Extract every line that contains the string "name".

•••••

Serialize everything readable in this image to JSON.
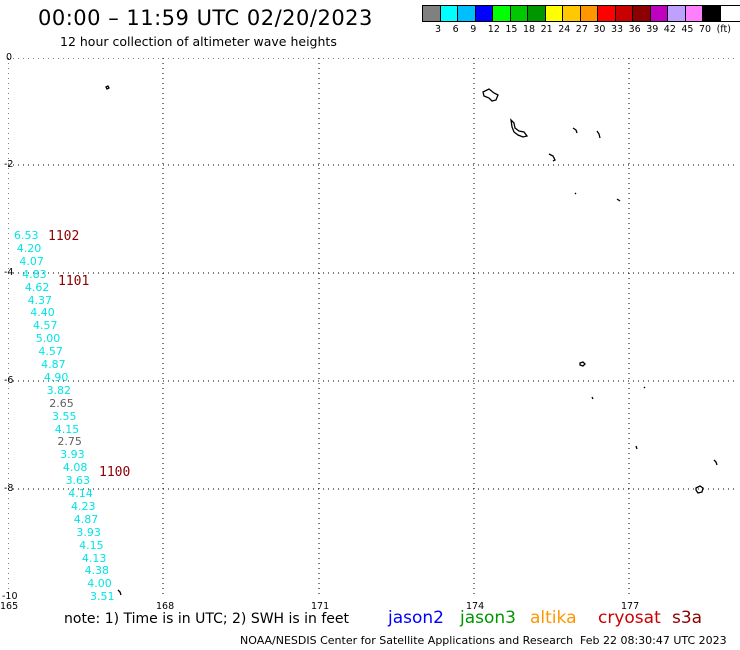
{
  "header": {
    "title": "00:00 – 11:59 UTC 02/20/2023",
    "subtitle": "12 hour collection of altimeter wave heights"
  },
  "legend": {
    "colors": [
      "#808080",
      "#00ffff",
      "#00bfff",
      "#0000ff",
      "#00ff00",
      "#00c800",
      "#009600",
      "#ffff00",
      "#ffc800",
      "#ff9600",
      "#ff0000",
      "#c80000",
      "#8b0000",
      "#c000c0",
      "#c0a0ff",
      "#ff80ff",
      "#000000"
    ],
    "labels": [
      "3",
      "6",
      "9",
      "12",
      "15",
      "18",
      "21",
      "24",
      "27",
      "30",
      "33",
      "36",
      "39",
      "42",
      "45",
      "70",
      "(ft)"
    ]
  },
  "axes": {
    "y_ticks": [
      "0",
      "-2",
      "-4",
      "-6",
      "-8",
      "-10"
    ],
    "x_ticks": [
      "165",
      "168",
      "171",
      "174",
      "177"
    ]
  },
  "observations": [
    {
      "value": "6.53",
      "color": "#00e5e5"
    },
    {
      "value": "4.20",
      "color": "#00e5e5"
    },
    {
      "value": "4.07",
      "color": "#00e5e5"
    },
    {
      "value": "4.83",
      "color": "#00e5e5"
    },
    {
      "value": "4.62",
      "color": "#00e5e5"
    },
    {
      "value": "4.37",
      "color": "#00e5e5"
    },
    {
      "value": "4.40",
      "color": "#00e5e5"
    },
    {
      "value": "4.57",
      "color": "#00e5e5"
    },
    {
      "value": "5.00",
      "color": "#00e5e5"
    },
    {
      "value": "4.57",
      "color": "#00e5e5"
    },
    {
      "value": "4.87",
      "color": "#00e5e5"
    },
    {
      "value": "4.90",
      "color": "#00e5e5"
    },
    {
      "value": "3.82",
      "color": "#00e5e5"
    },
    {
      "value": "2.65",
      "color": "#606060"
    },
    {
      "value": "3.55",
      "color": "#00e5e5"
    },
    {
      "value": "4.15",
      "color": "#00e5e5"
    },
    {
      "value": "2.75",
      "color": "#606060"
    },
    {
      "value": "3.93",
      "color": "#00e5e5"
    },
    {
      "value": "4.08",
      "color": "#00e5e5"
    },
    {
      "value": "3.63",
      "color": "#00e5e5"
    },
    {
      "value": "4.14",
      "color": "#00e5e5"
    },
    {
      "value": "4.23",
      "color": "#00e5e5"
    },
    {
      "value": "4.87",
      "color": "#00e5e5"
    },
    {
      "value": "3.93",
      "color": "#00e5e5"
    },
    {
      "value": "4.15",
      "color": "#00e5e5"
    },
    {
      "value": "4.13",
      "color": "#00e5e5"
    },
    {
      "value": "4.38",
      "color": "#00e5e5"
    },
    {
      "value": "4.00",
      "color": "#00e5e5"
    },
    {
      "value": "3.51",
      "color": "#00e5e5"
    }
  ],
  "buoys": [
    "1102",
    "1101",
    "1100"
  ],
  "note": "note: 1) Time is in UTC; 2) SWH is in feet",
  "satellites": [
    {
      "name": "jason2",
      "color": "#0000ff"
    },
    {
      "name": "jason3",
      "color": "#009600"
    },
    {
      "name": "altika",
      "color": "#ff9600"
    },
    {
      "name": "cryosat",
      "color": "#cc0000"
    },
    {
      "name": "s3a",
      "color": "#8b0000"
    }
  ],
  "footer": {
    "source": "NOAA/NESDIS Center for Satellite Applications and Research",
    "generated": "Feb 22 08:30:47 UTC 2023"
  }
}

•••••

→ Correct answer:
      "name": "jason2",
      "name": "jason3",
      "name": "altika",
      "name": "cryosat",
      "name": "s3a",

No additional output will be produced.